● **Work required**:
In the entries below, find every line holding the string "each" and collect it.

-- begin Stored data --

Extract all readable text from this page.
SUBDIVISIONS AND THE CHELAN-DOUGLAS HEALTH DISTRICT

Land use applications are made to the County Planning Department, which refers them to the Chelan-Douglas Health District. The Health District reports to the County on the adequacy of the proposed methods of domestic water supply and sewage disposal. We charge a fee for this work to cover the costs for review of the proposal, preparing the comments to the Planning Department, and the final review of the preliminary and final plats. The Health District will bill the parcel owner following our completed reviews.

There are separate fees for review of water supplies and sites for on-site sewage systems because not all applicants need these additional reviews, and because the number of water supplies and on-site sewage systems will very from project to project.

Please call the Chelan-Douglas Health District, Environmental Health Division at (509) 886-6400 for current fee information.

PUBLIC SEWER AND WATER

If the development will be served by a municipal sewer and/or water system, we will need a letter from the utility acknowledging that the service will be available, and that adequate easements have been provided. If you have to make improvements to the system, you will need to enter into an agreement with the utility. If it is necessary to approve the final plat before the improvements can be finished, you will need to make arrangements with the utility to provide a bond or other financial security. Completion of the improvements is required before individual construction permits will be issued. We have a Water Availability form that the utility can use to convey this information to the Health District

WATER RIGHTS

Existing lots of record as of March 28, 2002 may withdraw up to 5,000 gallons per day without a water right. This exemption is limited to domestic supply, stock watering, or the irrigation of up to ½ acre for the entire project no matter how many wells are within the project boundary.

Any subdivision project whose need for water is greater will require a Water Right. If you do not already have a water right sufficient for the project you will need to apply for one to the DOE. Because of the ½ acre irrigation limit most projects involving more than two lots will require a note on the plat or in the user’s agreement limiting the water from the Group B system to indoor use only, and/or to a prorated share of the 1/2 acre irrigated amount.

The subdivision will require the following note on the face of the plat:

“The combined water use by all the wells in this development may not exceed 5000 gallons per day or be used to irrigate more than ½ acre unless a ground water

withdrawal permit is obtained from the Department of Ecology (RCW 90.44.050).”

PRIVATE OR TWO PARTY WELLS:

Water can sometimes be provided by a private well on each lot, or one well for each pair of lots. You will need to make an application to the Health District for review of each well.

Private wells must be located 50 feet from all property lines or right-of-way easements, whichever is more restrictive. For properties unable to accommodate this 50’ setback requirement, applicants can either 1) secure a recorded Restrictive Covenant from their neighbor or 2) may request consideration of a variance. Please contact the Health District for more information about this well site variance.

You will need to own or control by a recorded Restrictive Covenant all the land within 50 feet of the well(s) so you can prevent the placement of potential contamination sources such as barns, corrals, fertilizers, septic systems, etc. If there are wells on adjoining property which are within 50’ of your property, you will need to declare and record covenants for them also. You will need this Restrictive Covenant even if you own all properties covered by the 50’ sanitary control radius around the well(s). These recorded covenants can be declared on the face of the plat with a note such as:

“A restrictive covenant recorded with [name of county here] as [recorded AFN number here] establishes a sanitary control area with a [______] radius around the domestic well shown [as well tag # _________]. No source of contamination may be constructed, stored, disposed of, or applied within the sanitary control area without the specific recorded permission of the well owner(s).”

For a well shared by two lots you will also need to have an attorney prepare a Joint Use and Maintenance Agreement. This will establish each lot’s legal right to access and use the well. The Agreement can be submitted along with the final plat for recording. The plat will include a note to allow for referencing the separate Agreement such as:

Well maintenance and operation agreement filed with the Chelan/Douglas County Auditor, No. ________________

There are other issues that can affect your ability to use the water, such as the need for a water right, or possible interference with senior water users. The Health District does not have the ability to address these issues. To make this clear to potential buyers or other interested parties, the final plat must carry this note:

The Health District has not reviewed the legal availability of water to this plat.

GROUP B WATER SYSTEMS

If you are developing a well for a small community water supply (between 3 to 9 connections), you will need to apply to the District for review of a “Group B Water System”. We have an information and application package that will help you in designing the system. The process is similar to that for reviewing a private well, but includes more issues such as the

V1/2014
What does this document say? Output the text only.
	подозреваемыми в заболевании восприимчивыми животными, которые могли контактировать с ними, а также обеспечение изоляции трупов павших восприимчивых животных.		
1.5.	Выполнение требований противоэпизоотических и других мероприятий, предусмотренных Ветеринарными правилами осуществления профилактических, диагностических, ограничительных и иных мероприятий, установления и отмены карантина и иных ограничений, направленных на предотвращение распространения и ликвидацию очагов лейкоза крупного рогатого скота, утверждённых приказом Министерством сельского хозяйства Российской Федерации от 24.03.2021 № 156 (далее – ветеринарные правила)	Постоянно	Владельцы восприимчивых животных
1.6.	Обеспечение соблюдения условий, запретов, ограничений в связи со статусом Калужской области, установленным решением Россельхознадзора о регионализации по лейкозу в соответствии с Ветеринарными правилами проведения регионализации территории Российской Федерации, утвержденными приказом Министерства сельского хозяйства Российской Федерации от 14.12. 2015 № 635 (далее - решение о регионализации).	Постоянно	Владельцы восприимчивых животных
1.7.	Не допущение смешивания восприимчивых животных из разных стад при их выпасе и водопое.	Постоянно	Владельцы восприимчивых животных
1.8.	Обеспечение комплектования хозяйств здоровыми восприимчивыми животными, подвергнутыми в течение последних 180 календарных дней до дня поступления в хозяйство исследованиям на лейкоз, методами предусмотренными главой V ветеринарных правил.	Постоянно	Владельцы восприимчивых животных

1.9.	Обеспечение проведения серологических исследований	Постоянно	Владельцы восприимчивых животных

-- end Stored data --

● **Finished answer**:
Water can sometimes be provided by a private well on each lot, or one well for each pair of lots. You will need to make an application to the Health District for review of each well.
For a well shared by two lots you will also need to have an attorney prepare a Joint Use and Maintenance Agreement. This will establish each lot’s legal right to access and use the well. The Agreement can be submitted along with the final plat for recording. The plat will include a note to allow for referencing the separate Agreement such as:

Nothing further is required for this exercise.